- **Work to do**: Wherever a line holds the word "Tester", copy that line out.

- **Given data**:
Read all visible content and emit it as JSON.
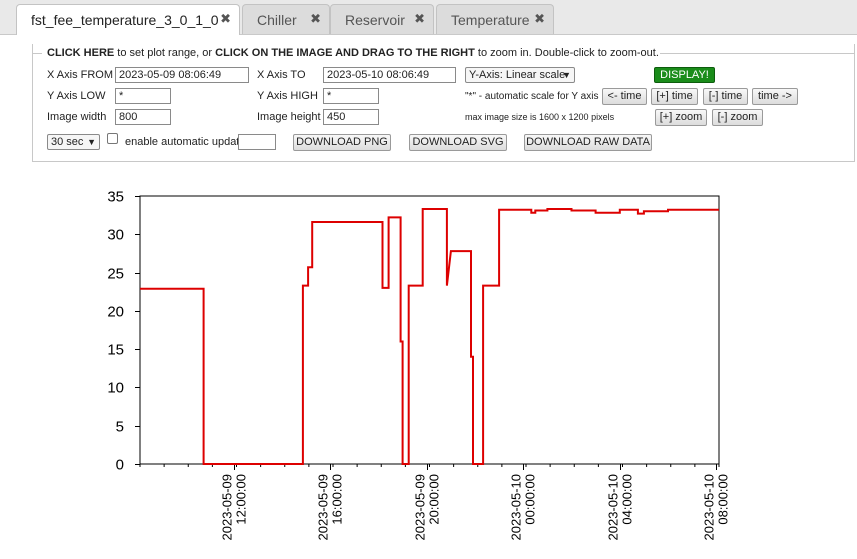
{
  "tabs": [
    {
      "label": "fst_fee_temperature_3_0_1_0",
      "active": true
    },
    {
      "label": "Chiller",
      "active": false
    },
    {
      "label": "Reservoir",
      "active": false
    },
    {
      "label": "Temperature",
      "active": false
    }
  ],
  "close_glyph": "✖",
  "controls": {
    "legend_part1": "CLICK HERE",
    "legend_part2": " to set plot range, or ",
    "legend_part3": "CLICK ON THE IMAGE AND DRAG TO THE RIGHT",
    "legend_part4": " to zoom in. Double-click to zoom-out.",
    "x_from_label": "X Axis FROM",
    "x_from_value": "2023-05-09 08:06:49",
    "x_to_label": "X Axis TO",
    "x_to_value": "2023-05-10 08:06:49",
    "y_axis_scale": "Y-Axis: Linear scale",
    "display_button": "DISPLAY!",
    "y_low_label": "Y Axis LOW",
    "y_low_value": "*",
    "y_high_label": "Y Axis HIGH",
    "y_high_value": "*",
    "auto_scale_note": "\"*\" - automatic scale for Y axis",
    "time_back": "<- time",
    "time_plus": "[+] time",
    "time_minus": "[-] time",
    "time_forward": "time ->",
    "width_label": "Image width",
    "width_value": "800",
    "height_label": "Image height",
    "height_value": "450",
    "max_size_note": "max image size is 1600 x 1200 pixels",
    "zoom_plus": "[+] zoom",
    "zoom_minus": "[-] zoom",
    "refresh_interval": "30 sec",
    "auto_update_label": "enable automatic update",
    "auto_update_checked": false,
    "auto_update_value": "",
    "download_png": "DOWNLOAD PNG",
    "download_svg": "DOWNLOAD SVG",
    "download_raw": "DOWNLOAD RAW DATA"
  },
  "chart_data": {
    "type": "line",
    "title": "",
    "xlabel": "",
    "ylabel": "",
    "ylim": [
      0,
      35
    ],
    "xlim": [
      "2023-05-09 08:06:49",
      "2023-05-10 08:06:49"
    ],
    "yticks": [
      0,
      5,
      10,
      15,
      20,
      25,
      30,
      35
    ],
    "xticks": [
      {
        "date": "2023-05-09",
        "time": "12:00:00"
      },
      {
        "date": "2023-05-09",
        "time": "16:00:00"
      },
      {
        "date": "2023-05-09",
        "time": "20:00:00"
      },
      {
        "date": "2023-05-10",
        "time": "00:00:00"
      },
      {
        "date": "2023-05-10",
        "time": "04:00:00"
      },
      {
        "date": "2023-05-10",
        "time": "08:00:00"
      }
    ],
    "grid": true,
    "line_color": "#dd0000",
    "series": [
      {
        "values": [
          {
            "t": "2023-05-09 08:06:49",
            "y": 22.9
          },
          {
            "t": "2023-05-09 10:45",
            "y": 22.9
          },
          {
            "t": "2023-05-09 10:45",
            "y": 0
          },
          {
            "t": "2023-05-09 14:52",
            "y": 0
          },
          {
            "t": "2023-05-09 14:52",
            "y": 23.3
          },
          {
            "t": "2023-05-09 15:05",
            "y": 23.3
          },
          {
            "t": "2023-05-09 15:05",
            "y": 25.7
          },
          {
            "t": "2023-05-09 15:15",
            "y": 25.7
          },
          {
            "t": "2023-05-09 15:15",
            "y": 31.6
          },
          {
            "t": "2023-05-09 18:10",
            "y": 31.6
          },
          {
            "t": "2023-05-09 18:10",
            "y": 23.0
          },
          {
            "t": "2023-05-09 18:25",
            "y": 23.0
          },
          {
            "t": "2023-05-09 18:25",
            "y": 32.2
          },
          {
            "t": "2023-05-09 18:55",
            "y": 32.2
          },
          {
            "t": "2023-05-09 18:55",
            "y": 16.0
          },
          {
            "t": "2023-05-09 19:00",
            "y": 16.0
          },
          {
            "t": "2023-05-09 19:00",
            "y": 0
          },
          {
            "t": "2023-05-09 19:15",
            "y": 0
          },
          {
            "t": "2023-05-09 19:15",
            "y": 23.3
          },
          {
            "t": "2023-05-09 19:50",
            "y": 23.3
          },
          {
            "t": "2023-05-09 19:50",
            "y": 33.3
          },
          {
            "t": "2023-05-09 20:50",
            "y": 33.3
          },
          {
            "t": "2023-05-09 20:50",
            "y": 23.3
          },
          {
            "t": "2023-05-09 21:00",
            "y": 27.8
          },
          {
            "t": "2023-05-09 21:50",
            "y": 27.8
          },
          {
            "t": "2023-05-09 21:50",
            "y": 14.0
          },
          {
            "t": "2023-05-09 21:55",
            "y": 14.0
          },
          {
            "t": "2023-05-09 21:55",
            "y": 0
          },
          {
            "t": "2023-05-09 22:20",
            "y": 0
          },
          {
            "t": "2023-05-09 22:20",
            "y": 23.3
          },
          {
            "t": "2023-05-09 23:00",
            "y": 23.3
          },
          {
            "t": "2023-05-09 23:00",
            "y": 33.2
          },
          {
            "t": "2023-05-10 00:20",
            "y": 33.2
          },
          {
            "t": "2023-05-10 00:20",
            "y": 32.8
          },
          {
            "t": "2023-05-10 00:30",
            "y": 32.8
          },
          {
            "t": "2023-05-10 00:30",
            "y": 33.1
          },
          {
            "t": "2023-05-10 01:00",
            "y": 33.1
          },
          {
            "t": "2023-05-10 01:00",
            "y": 33.3
          },
          {
            "t": "2023-05-10 02:00",
            "y": 33.3
          },
          {
            "t": "2023-05-10 02:00",
            "y": 33.1
          },
          {
            "t": "2023-05-10 03:00",
            "y": 33.1
          },
          {
            "t": "2023-05-10 03:00",
            "y": 32.8
          },
          {
            "t": "2023-05-10 04:00",
            "y": 32.8
          },
          {
            "t": "2023-05-10 04:00",
            "y": 33.2
          },
          {
            "t": "2023-05-10 04:45",
            "y": 33.2
          },
          {
            "t": "2023-05-10 04:45",
            "y": 32.7
          },
          {
            "t": "2023-05-10 05:00",
            "y": 32.7
          },
          {
            "t": "2023-05-10 05:00",
            "y": 33.0
          },
          {
            "t": "2023-05-10 06:00",
            "y": 33.0
          },
          {
            "t": "2023-05-10 06:00",
            "y": 33.2
          },
          {
            "t": "2023-05-10 08:06:49",
            "y": 33.2
          }
        ]
      }
    ]
  }
}
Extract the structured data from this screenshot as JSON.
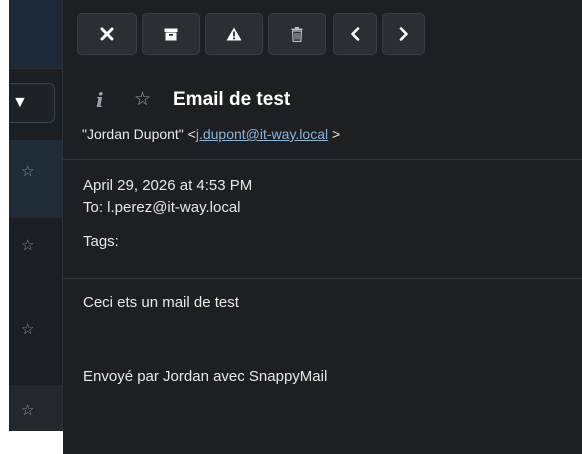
{
  "toolbar": {
    "buttons": [
      {
        "name": "close",
        "icon": "close-x-icon"
      },
      {
        "name": "archive",
        "icon": "archive-box-icon"
      },
      {
        "name": "spam",
        "icon": "warning-triangle-icon"
      },
      {
        "name": "delete",
        "icon": "trash-icon"
      },
      {
        "name": "previous",
        "icon": "chevron-left-icon"
      },
      {
        "name": "next",
        "icon": "chevron-right-icon"
      }
    ]
  },
  "message_list": {
    "dropdown_caret": "▼",
    "star_glyph": "☆",
    "visible_rows": 4
  },
  "message": {
    "info_icon": "i",
    "star_glyph": "☆",
    "subject": "Email de test",
    "sender_name": "\"Jordan Dupont\" <",
    "sender_email": "j.dupont@it-way.local",
    "sender_suffix": ">",
    "date": "April 29, 2026 at 4:53 PM",
    "to": "To: l.perez@it-way.local",
    "tags": "Tags:",
    "body": [
      "Ceci ets un mail de test",
      "Envoyé par Jordan avec SnappyMail"
    ]
  },
  "colors": {
    "pane_background": "#1d1f22",
    "list_background": "#1b1e22",
    "selected_row": "#1f2b36",
    "link": "#8ab4d8",
    "text": "#e6e8ea",
    "muted": "#9aa0a6"
  }
}
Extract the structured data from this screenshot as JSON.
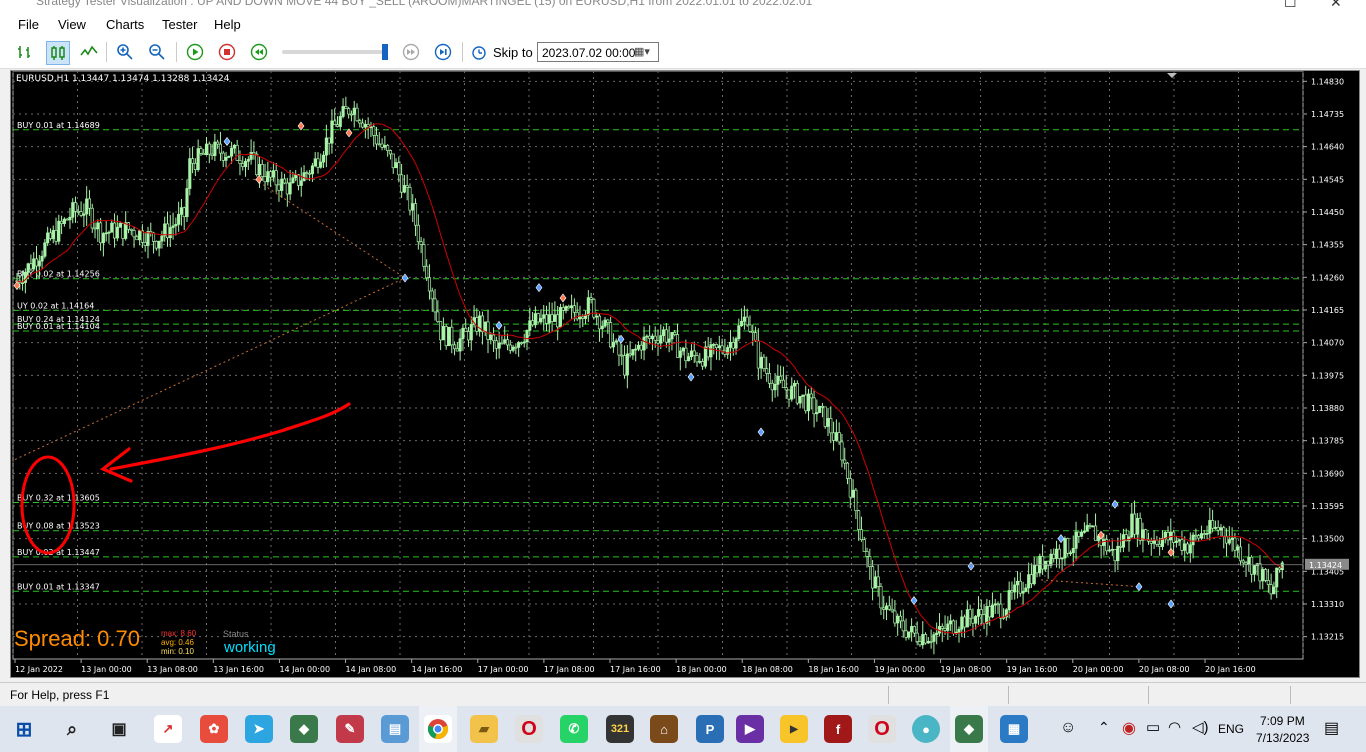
{
  "window": {
    "title": "Strategy Tester Visualization : UP AND DOWN MOVE 44 BUY _SELL (AROOM)MARTINGEL (15) on EURUSD,H1 from 2022.01.01 to 2022.02.01"
  },
  "menu": {
    "items": [
      "File",
      "View",
      "Charts",
      "Tester",
      "Help"
    ]
  },
  "toolbar": {
    "skip_label": "Skip to",
    "skip_date": "2023.07.02 00:00"
  },
  "chart": {
    "header": "EURUSD,H1  1.13447 1.13474 1.13288 1.13424",
    "current_price": "1.13424",
    "spread_text": "Spread: 0.70",
    "spread_stats": {
      "max": "max: 8.60",
      "avg": "avg: 0.46",
      "min": "min: 0.10"
    },
    "status_label": "Status",
    "status_value": "working",
    "colors": {
      "bull": "#a8f3a8",
      "ma": "#d00000",
      "grid": "#6a6a6a",
      "level": "#27c41f",
      "axis_text": "#ffffff",
      "annotation": "#ff0000",
      "spread": "#ff8c00",
      "status": "#00ffff"
    }
  },
  "chart_data": {
    "type": "candlestick",
    "symbol": "EURUSD,H1",
    "y_axis": [
      "1.14830",
      "1.14735",
      "1.14640",
      "1.14545",
      "1.14450",
      "1.14355",
      "1.14260",
      "1.14165",
      "1.14070",
      "1.13975",
      "1.13880",
      "1.13785",
      "1.13690",
      "1.13595",
      "1.13500",
      "1.13405",
      "1.13310",
      "1.13215"
    ],
    "ylim": [
      1.1315,
      1.1486
    ],
    "x_axis": [
      "12 Jan 2022",
      "13 Jan 00:00",
      "13 Jan 08:00",
      "13 Jan 16:00",
      "14 Jan 00:00",
      "14 Jan 08:00",
      "14 Jan 16:00",
      "17 Jan 00:00",
      "17 Jan 08:00",
      "17 Jan 16:00",
      "18 Jan 00:00",
      "18 Jan 08:00",
      "18 Jan 16:00",
      "19 Jan 00:00",
      "19 Jan 08:00",
      "19 Jan 16:00",
      "20 Jan 00:00",
      "20 Jan 08:00",
      "20 Jan 16:00"
    ],
    "levels": [
      {
        "label": "BUY 0.01 at 1.14689",
        "price": 1.14689
      },
      {
        "label": "BUY 0.02 at 1.14256",
        "price": 1.14256
      },
      {
        "label": "UY 0.02 at 1.14164",
        "price": 1.14164
      },
      {
        "label": "BUY 0.24 at 1.14124",
        "price": 1.14124
      },
      {
        "label": "BUY 0.01 at 1.14104",
        "price": 1.14104
      },
      {
        "label": "BUY 0.32 at 1.13605",
        "price": 1.13605
      },
      {
        "label": "BUY 0.08 at 1.13523",
        "price": 1.13523
      },
      {
        "label": "BUY 0.02 at 1.13447",
        "price": 1.13447
      },
      {
        "label": "BUY 0.01 at 1.13347",
        "price": 1.13347
      }
    ],
    "close_path": [
      [
        0,
        1.1425
      ],
      [
        10,
        1.1435
      ],
      [
        20,
        1.1445
      ],
      [
        25,
        1.1446
      ],
      [
        30,
        1.1439
      ],
      [
        40,
        1.144
      ],
      [
        50,
        1.1437
      ],
      [
        60,
        1.1444
      ],
      [
        62,
        1.1459
      ],
      [
        70,
        1.1463
      ],
      [
        78,
        1.1462
      ],
      [
        84,
        1.146
      ],
      [
        90,
        1.1455
      ],
      [
        98,
        1.1452
      ],
      [
        106,
        1.1458
      ],
      [
        114,
        1.147
      ],
      [
        120,
        1.1476
      ],
      [
        126,
        1.147
      ],
      [
        130,
        1.1465
      ],
      [
        136,
        1.1458
      ],
      [
        142,
        1.1445
      ],
      [
        148,
        1.1425
      ],
      [
        152,
        1.141
      ],
      [
        158,
        1.1407
      ],
      [
        166,
        1.1413
      ],
      [
        172,
        1.1405
      ],
      [
        180,
        1.1408
      ],
      [
        186,
        1.1413
      ],
      [
        194,
        1.1414
      ],
      [
        200,
        1.1416
      ],
      [
        206,
        1.1418
      ],
      [
        212,
        1.141
      ],
      [
        218,
        1.14
      ],
      [
        224,
        1.1407
      ],
      [
        232,
        1.141
      ],
      [
        240,
        1.1403
      ],
      [
        248,
        1.1403
      ],
      [
        256,
        1.1407
      ],
      [
        262,
        1.1415
      ],
      [
        266,
        1.1402
      ],
      [
        272,
        1.1395
      ],
      [
        280,
        1.1392
      ],
      [
        290,
        1.1385
      ],
      [
        296,
        1.1375
      ],
      [
        302,
        1.1355
      ],
      [
        306,
        1.134
      ],
      [
        310,
        1.1332
      ],
      [
        316,
        1.1325
      ],
      [
        322,
        1.1322
      ],
      [
        330,
        1.1322
      ],
      [
        338,
        1.1326
      ],
      [
        346,
        1.1328
      ],
      [
        354,
        1.133
      ],
      [
        362,
        1.1338
      ],
      [
        370,
        1.1345
      ],
      [
        378,
        1.1348
      ],
      [
        386,
        1.1352
      ],
      [
        394,
        1.1345
      ],
      [
        400,
        1.1355
      ],
      [
        406,
        1.135
      ],
      [
        414,
        1.135
      ],
      [
        420,
        1.1348
      ],
      [
        426,
        1.1352
      ],
      [
        432,
        1.1353
      ],
      [
        440,
        1.1345
      ],
      [
        446,
        1.134
      ],
      [
        450,
        1.1334
      ],
      [
        454,
        1.1343
      ]
    ],
    "ma_line": "red"
  },
  "statusbar": {
    "help": "For Help, press F1"
  },
  "taskbar": {
    "clock_time": "7:09 PM",
    "clock_date": "7/13/2023",
    "lang": "ENG"
  }
}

- **Task solution**:
    "title": "Strategy Tester Visualization : UP AND DOWN MOVE 44 BUY _SELL (AROOM)MARTINGEL (15) on EURUSD,H1 from 2022.01.01 to 2022.02.01"
      "Tester",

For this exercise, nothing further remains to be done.